[Stored data]
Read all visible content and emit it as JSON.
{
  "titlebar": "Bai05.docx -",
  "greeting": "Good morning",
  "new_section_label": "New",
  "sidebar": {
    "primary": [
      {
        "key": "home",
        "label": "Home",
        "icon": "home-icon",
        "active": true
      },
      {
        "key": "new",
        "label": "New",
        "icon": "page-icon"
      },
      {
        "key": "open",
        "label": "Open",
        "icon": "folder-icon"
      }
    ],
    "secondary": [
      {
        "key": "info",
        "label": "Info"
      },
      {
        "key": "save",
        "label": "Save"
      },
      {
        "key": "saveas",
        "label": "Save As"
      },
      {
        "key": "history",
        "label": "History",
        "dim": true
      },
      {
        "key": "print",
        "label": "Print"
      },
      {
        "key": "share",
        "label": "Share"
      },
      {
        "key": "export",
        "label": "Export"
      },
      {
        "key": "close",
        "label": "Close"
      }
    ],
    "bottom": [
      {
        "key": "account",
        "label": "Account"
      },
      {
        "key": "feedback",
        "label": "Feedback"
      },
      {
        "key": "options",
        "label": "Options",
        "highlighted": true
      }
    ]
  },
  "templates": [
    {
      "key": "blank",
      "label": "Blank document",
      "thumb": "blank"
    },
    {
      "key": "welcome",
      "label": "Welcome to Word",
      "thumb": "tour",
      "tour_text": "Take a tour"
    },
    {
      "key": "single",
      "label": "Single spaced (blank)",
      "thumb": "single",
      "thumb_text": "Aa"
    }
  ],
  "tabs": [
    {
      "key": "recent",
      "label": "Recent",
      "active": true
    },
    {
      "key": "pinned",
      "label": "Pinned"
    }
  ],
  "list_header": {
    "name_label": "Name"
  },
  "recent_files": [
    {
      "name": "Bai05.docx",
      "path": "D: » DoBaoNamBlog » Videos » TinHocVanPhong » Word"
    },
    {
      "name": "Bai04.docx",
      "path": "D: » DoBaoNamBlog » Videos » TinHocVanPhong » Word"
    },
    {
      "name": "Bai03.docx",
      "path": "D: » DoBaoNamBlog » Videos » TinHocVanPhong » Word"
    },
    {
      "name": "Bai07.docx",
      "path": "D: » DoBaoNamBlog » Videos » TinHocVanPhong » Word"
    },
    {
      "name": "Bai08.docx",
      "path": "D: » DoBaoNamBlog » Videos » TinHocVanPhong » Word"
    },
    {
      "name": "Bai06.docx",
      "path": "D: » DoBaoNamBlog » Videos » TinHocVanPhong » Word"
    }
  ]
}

[Problem to work on] Quote the listing in full, please, keeping every line exact.

[Completed task]
Read all visible content and emit it as JSON.
{
  "titlebar": "Bai05.docx -",
  "greeting": "Good morning",
  "new_section_label": "New",
  "sidebar": {
    "primary": [
      {
        "key": "home",
        "label": "Home",
        "icon": "home-icon",
        "active": true
      },
      {
        "key": "new",
        "label": "New",
        "icon": "page-icon"
      },
      {
        "key": "open",
        "label": "Open",
        "icon": "folder-icon"
      }
    ],
    "secondary": [
      {
        "key": "info",
        "label": "Info"
      },
      {
        "key": "save",
        "label": "Save"
      },
      {
        "key": "saveas",
        "label": "Save As"
      },
      {
        "key": "history",
        "label": "History",
        "dim": true
      },
      {
        "key": "print",
        "label": "Print"
      },
      {
        "key": "share",
        "label": "Share"
      },
      {
        "key": "export",
        "label": "Export"
      },
      {
        "key": "close",
        "label": "Close"
      }
    ],
    "bottom": [
      {
        "key": "account",
        "label": "Account"
      },
      {
        "key": "feedback",
        "label": "Feedback"
      },
      {
        "key": "options",
        "label": "Options",
        "highlighted": true
      }
    ]
  },
  "templates": [
    {
      "key": "blank",
      "label": "Blank document",
      "thumb": "blank"
    },
    {
      "key": "welcome",
      "label": "Welcome to Word",
      "thumb": "tour",
      "tour_text": "Take a tour"
    },
    {
      "key": "single",
      "label": "Single spaced (blank)",
      "thumb": "single",
      "thumb_text": "Aa"
    }
  ],
  "tabs": [
    {
      "key": "recent",
      "label": "Recent",
      "active": true
    },
    {
      "key": "pinned",
      "label": "Pinned"
    }
  ],
  "list_header": {
    "name_label": "Name"
  },
  "recent_files": [
    {
      "name": "Bai05.docx",
      "path": "D: » DoBaoNamBlog » Videos » TinHocVanPhong » Word"
    },
    {
      "name": "Bai04.docx",
      "path": "D: » DoBaoNamBlog » Videos » TinHocVanPhong » Word"
    },
    {
      "name": "Bai03.docx",
      "path": "D: » DoBaoNamBlog » Videos » TinHocVanPhong » Word"
    },
    {
      "name": "Bai07.docx",
      "path": "D: » DoBaoNamBlog » Videos » TinHocVanPhong » Word"
    },
    {
      "name": "Bai08.docx",
      "path": "D: » DoBaoNamBlog » Videos » TinHocVanPhong » Word"
    },
    {
      "name": "Bai06.docx",
      "path": "D: » DoBaoNamBlog » Videos » TinHocVanPhong » Word"
    }
  ]
}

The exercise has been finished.